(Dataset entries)

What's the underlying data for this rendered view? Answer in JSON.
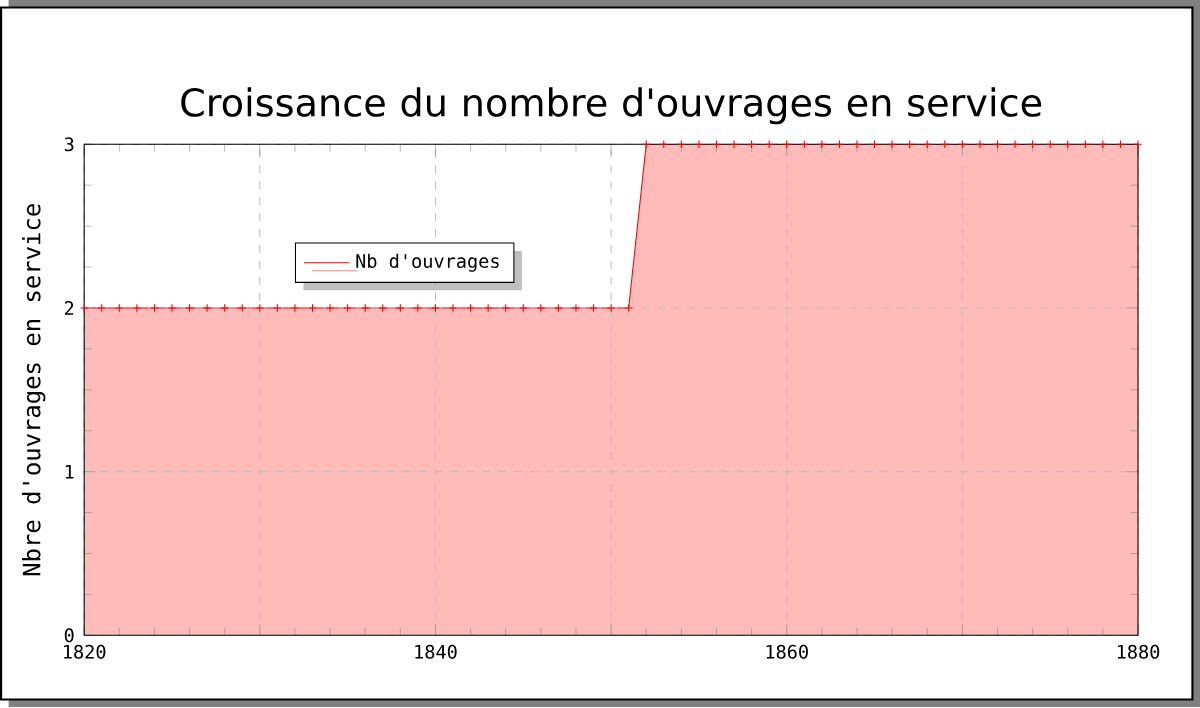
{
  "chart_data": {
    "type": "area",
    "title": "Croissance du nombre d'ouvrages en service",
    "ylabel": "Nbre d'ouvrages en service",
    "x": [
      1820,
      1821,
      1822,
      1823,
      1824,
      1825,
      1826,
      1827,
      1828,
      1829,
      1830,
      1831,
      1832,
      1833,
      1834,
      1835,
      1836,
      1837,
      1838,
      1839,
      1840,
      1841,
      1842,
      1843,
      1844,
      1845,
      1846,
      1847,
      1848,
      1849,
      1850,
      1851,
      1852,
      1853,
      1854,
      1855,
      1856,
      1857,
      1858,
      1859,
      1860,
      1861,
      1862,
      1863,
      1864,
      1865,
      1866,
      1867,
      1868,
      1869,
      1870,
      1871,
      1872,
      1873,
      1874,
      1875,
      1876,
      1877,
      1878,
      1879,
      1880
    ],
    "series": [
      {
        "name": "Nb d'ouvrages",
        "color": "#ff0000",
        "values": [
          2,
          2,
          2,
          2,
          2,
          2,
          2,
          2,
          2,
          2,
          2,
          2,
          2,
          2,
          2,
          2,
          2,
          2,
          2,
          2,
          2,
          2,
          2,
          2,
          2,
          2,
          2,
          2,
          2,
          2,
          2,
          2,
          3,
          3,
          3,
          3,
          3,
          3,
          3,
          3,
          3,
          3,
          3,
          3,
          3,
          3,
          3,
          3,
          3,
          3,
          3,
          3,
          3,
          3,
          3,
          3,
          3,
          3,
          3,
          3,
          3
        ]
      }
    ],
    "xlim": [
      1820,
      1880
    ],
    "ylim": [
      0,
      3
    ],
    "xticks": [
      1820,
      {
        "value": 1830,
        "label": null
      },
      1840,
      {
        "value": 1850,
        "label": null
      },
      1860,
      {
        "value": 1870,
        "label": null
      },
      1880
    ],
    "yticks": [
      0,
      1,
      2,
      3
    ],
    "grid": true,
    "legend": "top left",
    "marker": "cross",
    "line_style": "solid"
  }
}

**Prompt**
The records above should be reproduced exactly, with no pictures included.

**Task response**
What's the underlying data for this rendered view? Answer in JSON.
{
  "chart_data": {
    "type": "area",
    "title": "Croissance du nombre d'ouvrages en service",
    "ylabel": "Nbre d'ouvrages en service",
    "x": [
      1820,
      1821,
      1822,
      1823,
      1824,
      1825,
      1826,
      1827,
      1828,
      1829,
      1830,
      1831,
      1832,
      1833,
      1834,
      1835,
      1836,
      1837,
      1838,
      1839,
      1840,
      1841,
      1842,
      1843,
      1844,
      1845,
      1846,
      1847,
      1848,
      1849,
      1850,
      1851,
      1852,
      1853,
      1854,
      1855,
      1856,
      1857,
      1858,
      1859,
      1860,
      1861,
      1862,
      1863,
      1864,
      1865,
      1866,
      1867,
      1868,
      1869,
      1870,
      1871,
      1872,
      1873,
      1874,
      1875,
      1876,
      1877,
      1878,
      1879,
      1880
    ],
    "series": [
      {
        "name": "Nb d'ouvrages",
        "color": "#ff0000",
        "values": [
          2,
          2,
          2,
          2,
          2,
          2,
          2,
          2,
          2,
          2,
          2,
          2,
          2,
          2,
          2,
          2,
          2,
          2,
          2,
          2,
          2,
          2,
          2,
          2,
          2,
          2,
          2,
          2,
          2,
          2,
          2,
          2,
          3,
          3,
          3,
          3,
          3,
          3,
          3,
          3,
          3,
          3,
          3,
          3,
          3,
          3,
          3,
          3,
          3,
          3,
          3,
          3,
          3,
          3,
          3,
          3,
          3,
          3,
          3,
          3,
          3
        ]
      }
    ],
    "xlim": [
      1820,
      1880
    ],
    "ylim": [
      0,
      3
    ],
    "xticks": [
      1820,
      {
        "value": 1830,
        "label": null
      },
      1840,
      {
        "value": 1850,
        "label": null
      },
      1860,
      {
        "value": 1870,
        "label": null
      },
      1880
    ],
    "yticks": [
      0,
      1,
      2,
      3
    ],
    "grid": true,
    "legend": "top left",
    "marker": "cross",
    "line_style": "solid"
  }
}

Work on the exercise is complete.